Set task: Every entry that follows needs to be repeated exactly.

[Stored data]
________________________________________
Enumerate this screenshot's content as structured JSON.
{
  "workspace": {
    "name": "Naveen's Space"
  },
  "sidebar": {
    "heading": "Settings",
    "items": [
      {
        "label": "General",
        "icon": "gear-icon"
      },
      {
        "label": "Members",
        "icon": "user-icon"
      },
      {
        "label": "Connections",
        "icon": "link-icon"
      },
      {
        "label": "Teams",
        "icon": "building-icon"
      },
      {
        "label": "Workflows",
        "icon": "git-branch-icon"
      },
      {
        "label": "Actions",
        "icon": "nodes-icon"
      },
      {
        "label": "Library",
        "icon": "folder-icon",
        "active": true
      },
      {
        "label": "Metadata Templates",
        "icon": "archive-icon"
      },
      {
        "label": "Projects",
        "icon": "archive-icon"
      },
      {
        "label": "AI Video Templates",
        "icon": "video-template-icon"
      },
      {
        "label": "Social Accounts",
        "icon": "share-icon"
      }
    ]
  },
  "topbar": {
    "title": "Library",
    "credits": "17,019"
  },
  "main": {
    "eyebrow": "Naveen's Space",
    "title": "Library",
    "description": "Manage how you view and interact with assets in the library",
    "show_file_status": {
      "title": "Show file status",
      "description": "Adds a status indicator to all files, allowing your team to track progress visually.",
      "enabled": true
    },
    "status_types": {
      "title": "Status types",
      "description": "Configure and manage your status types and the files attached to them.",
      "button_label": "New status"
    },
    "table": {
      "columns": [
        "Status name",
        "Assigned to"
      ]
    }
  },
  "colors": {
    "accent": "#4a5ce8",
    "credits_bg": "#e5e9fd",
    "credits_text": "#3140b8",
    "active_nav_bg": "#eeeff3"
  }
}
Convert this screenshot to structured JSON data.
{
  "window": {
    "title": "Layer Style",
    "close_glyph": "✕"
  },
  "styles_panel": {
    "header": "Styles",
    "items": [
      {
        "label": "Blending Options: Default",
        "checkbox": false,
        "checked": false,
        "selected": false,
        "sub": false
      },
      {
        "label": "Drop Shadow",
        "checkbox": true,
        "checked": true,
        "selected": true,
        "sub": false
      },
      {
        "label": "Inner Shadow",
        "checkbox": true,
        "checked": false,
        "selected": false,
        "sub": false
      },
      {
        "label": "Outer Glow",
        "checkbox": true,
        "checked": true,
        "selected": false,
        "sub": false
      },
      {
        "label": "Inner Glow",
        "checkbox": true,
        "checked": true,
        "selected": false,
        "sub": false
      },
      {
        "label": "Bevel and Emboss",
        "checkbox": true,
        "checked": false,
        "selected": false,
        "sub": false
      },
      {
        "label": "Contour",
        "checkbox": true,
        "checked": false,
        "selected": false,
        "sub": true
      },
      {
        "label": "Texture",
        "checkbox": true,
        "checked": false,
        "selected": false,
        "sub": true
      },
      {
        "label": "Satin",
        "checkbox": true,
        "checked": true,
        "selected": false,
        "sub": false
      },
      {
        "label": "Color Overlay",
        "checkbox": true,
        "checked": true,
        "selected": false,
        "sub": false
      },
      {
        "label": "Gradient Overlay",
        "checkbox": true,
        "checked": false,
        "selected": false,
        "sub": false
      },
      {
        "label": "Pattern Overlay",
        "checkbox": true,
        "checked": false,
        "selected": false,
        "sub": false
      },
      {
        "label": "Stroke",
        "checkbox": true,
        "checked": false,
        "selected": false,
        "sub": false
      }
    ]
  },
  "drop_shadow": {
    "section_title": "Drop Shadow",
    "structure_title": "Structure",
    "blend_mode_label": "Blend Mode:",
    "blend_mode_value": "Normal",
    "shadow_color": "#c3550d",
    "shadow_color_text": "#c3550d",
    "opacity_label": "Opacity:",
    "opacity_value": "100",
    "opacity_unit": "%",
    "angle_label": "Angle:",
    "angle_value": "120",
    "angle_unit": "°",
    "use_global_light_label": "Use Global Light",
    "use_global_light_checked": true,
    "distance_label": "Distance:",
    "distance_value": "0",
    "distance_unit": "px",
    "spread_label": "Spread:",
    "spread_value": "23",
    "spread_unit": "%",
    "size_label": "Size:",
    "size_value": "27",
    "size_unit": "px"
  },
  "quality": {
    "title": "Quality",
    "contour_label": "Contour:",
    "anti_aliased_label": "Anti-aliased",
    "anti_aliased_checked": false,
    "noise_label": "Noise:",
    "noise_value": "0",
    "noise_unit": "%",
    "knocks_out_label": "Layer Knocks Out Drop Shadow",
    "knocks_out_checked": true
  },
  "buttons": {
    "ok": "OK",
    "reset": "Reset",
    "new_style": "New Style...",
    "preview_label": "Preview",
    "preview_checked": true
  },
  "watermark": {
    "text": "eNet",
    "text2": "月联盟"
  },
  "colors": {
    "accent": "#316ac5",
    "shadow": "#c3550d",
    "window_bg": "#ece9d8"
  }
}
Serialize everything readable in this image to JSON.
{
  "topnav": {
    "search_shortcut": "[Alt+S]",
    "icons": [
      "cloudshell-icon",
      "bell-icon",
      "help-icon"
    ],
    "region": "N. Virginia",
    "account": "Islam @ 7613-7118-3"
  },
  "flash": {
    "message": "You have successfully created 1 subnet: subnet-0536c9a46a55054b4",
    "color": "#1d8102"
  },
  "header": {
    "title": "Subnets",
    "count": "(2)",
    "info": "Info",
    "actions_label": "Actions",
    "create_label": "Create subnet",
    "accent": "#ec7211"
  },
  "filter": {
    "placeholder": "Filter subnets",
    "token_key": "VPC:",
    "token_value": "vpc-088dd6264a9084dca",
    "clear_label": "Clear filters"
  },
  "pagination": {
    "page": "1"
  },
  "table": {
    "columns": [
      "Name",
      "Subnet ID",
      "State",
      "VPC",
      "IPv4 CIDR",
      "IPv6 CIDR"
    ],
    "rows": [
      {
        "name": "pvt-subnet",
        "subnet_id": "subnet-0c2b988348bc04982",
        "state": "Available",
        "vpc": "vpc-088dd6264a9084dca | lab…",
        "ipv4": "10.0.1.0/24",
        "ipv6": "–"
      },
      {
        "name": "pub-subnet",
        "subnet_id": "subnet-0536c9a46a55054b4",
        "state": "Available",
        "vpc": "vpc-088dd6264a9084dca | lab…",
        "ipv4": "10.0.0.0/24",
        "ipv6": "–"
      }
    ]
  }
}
________________________________________
Task output:
Enumerate this screenshot's content as structured JSON.
{
  "workspace": {
    "name": "Naveen's Space"
  },
  "sidebar": {
    "heading": "Settings",
    "items": [
      {
        "label": "General",
        "icon": "gear-icon"
      },
      {
        "label": "Members",
        "icon": "user-icon"
      },
      {
        "label": "Connections",
        "icon": "link-icon"
      },
      {
        "label": "Teams",
        "icon": "building-icon"
      },
      {
        "label": "Workflows",
        "icon": "git-branch-icon"
      },
      {
        "label": "Actions",
        "icon": "nodes-icon"
      },
      {
        "label": "Library",
        "icon": "folder-icon",
        "active": true
      },
      {
        "label": "Metadata Templates",
        "icon": "archive-icon"
      },
      {
        "label": "Projects",
        "icon": "archive-icon"
      },
      {
        "label": "AI Video Templates",
        "icon": "video-template-icon"
      },
      {
        "label": "Social Accounts",
        "icon": "share-icon"
      }
    ]
  },
  "topbar": {
    "title": "Library",
    "credits": "17,019"
  },
  "main": {
    "eyebrow": "Naveen's Space",
    "title": "Library",
    "description": "Manage how you view and interact with assets in the library",
    "show_file_status": {
      "title": "Show file status",
      "description": "Adds a status indicator to all files, allowing your team to track progress visually.",
      "enabled": true
    },
    "status_types": {
      "title": "Status types",
      "description": "Configure and manage your status types and the files attached to them.",
      "button_label": "New status"
    },
    "table": {
      "columns": [
        "Status name",
        "Assigned to"
      ]
    }
  },
  "colors": {
    "accent": "#4a5ce8",
    "credits_bg": "#e5e9fd",
    "credits_text": "#3140b8",
    "active_nav_bg": "#eeeff3"
  }
}
Convert this screenshot to structured JSON data.
{
  "window": {
    "title": "Layer Style",
    "close_glyph": "✕"
  },
  "styles_panel": {
    "header": "Styles",
    "items": [
      {
        "label": "Blending Options: Default",
        "checkbox": false,
        "checked": false,
        "selected": false,
        "sub": false
      },
      {
        "label": "Drop Shadow",
        "checkbox": true,
        "checked": true,
        "selected": true,
        "sub": false
      },
      {
        "label": "Inner Shadow",
        "checkbox": true,
        "checked": false,
        "selected": false,
        "sub": false
      },
      {
        "label": "Outer Glow",
        "checkbox": true,
        "checked": true,
        "selected": false,
        "sub": false
      },
      {
        "label": "Inner Glow",
        "checkbox": true,
        "checked": true,
        "selected": false,
        "sub": false
      },
      {
        "label": "Bevel and Emboss",
        "checkbox": true,
        "checked": false,
        "selected": false,
        "sub": false
      },
      {
        "label": "Contour",
        "checkbox": true,
        "checked": false,
        "selected": false,
        "sub": true
      },
      {
        "label": "Texture",
        "checkbox": true,
        "checked": false,
        "selected": false,
        "sub": true
      },
      {
        "label": "Satin",
        "checkbox": true,
        "checked": true,
        "selected": false,
        "sub": false
      },
      {
        "label": "Color Overlay",
        "checkbox": true,
        "checked": true,
        "selected": false,
        "sub": false
      },
      {
        "label": "Gradient Overlay",
        "checkbox": true,
        "checked": false,
        "selected": false,
        "sub": false
      },
      {
        "label": "Pattern Overlay",
        "checkbox": true,
        "checked": false,
        "selected": false,
        "sub": false
      },
      {
        "label": "Stroke",
        "checkbox": true,
        "checked": false,
        "selected": false,
        "sub": false
      }
    ]
  },
  "drop_shadow": {
    "section_title": "Drop Shadow",
    "structure_title": "Structure",
    "blend_mode_label": "Blend Mode:",
    "blend_mode_value": "Normal",
    "shadow_color": "#c3550d",
    "shadow_color_text": "#c3550d",
    "opacity_label": "Opacity:",
    "opacity_value": "100",
    "opacity_unit": "%",
    "angle_label": "Angle:",
    "angle_value": "120",
    "angle_unit": "°",
    "use_global_light_label": "Use Global Light",
    "use_global_light_checked": true,
    "distance_label": "Distance:",
    "distance_value": "0",
    "distance_unit": "px",
    "spread_label": "Spread:",
    "spread_value": "23",
    "spread_unit": "%",
    "size_label": "Size:",
    "size_value": "27",
    "size_unit": "px"
  },
  "quality": {
    "title": "Quality",
    "contour_label": "Contour:",
    "anti_aliased_label": "Anti-aliased",
    "anti_aliased_checked": false,
    "noise_label": "Noise:",
    "noise_value": "0",
    "noise_unit": "%",
    "knocks_out_label": "Layer Knocks Out Drop Shadow",
    "knocks_out_checked": true
  },
  "buttons": {
    "ok": "OK",
    "reset": "Reset",
    "new_style": "New Style...",
    "preview_label": "Preview",
    "preview_checked": true
  },
  "watermark": {
    "text": "eNet",
    "text2": "月联盟"
  },
  "colors": {
    "accent": "#316ac5",
    "shadow": "#c3550d",
    "window_bg": "#ece9d8"
  }
}
Serialize everything readable in this image to JSON.
{
  "topnav": {
    "search_shortcut": "[Alt+S]",
    "icons": [
      "cloudshell-icon",
      "bell-icon",
      "help-icon"
    ],
    "region": "N. Virginia",
    "account": "Islam @ 7613-7118-3"
  },
  "flash": {
    "message": "You have successfully created 1 subnet: subnet-0536c9a46a55054b4",
    "color": "#1d8102"
  },
  "header": {
    "title": "Subnets",
    "count": "(2)",
    "info": "Info",
    "actions_label": "Actions",
    "create_label": "Create subnet",
    "accent": "#ec7211"
  },
  "filter": {
    "placeholder": "Filter subnets",
    "token_key": "VPC:",
    "token_value": "vpc-088dd6264a9084dca",
    "clear_label": "Clear filters"
  },
  "pagination": {
    "page": "1"
  },
  "table": {
    "columns": [
      "Name",
      "Subnet ID",
      "State",
      "VPC",
      "IPv4 CIDR",
      "IPv6 CIDR"
    ],
    "rows": [
      {
        "name": "pvt-subnet",
        "subnet_id": "subnet-0c2b988348bc04982",
        "state": "Available",
        "vpc": "vpc-088dd6264a9084dca | lab…",
        "ipv4": "10.0.1.0/24",
        "ipv6": "–"
      },
      {
        "name": "pub-subnet",
        "subnet_id": "subnet-0536c9a46a55054b4",
        "state": "Available",
        "vpc": "vpc-088dd6264a9084dca | lab…",
        "ipv4": "10.0.0.0/24",
        "ipv6": "–"
      }
    ]
  }
}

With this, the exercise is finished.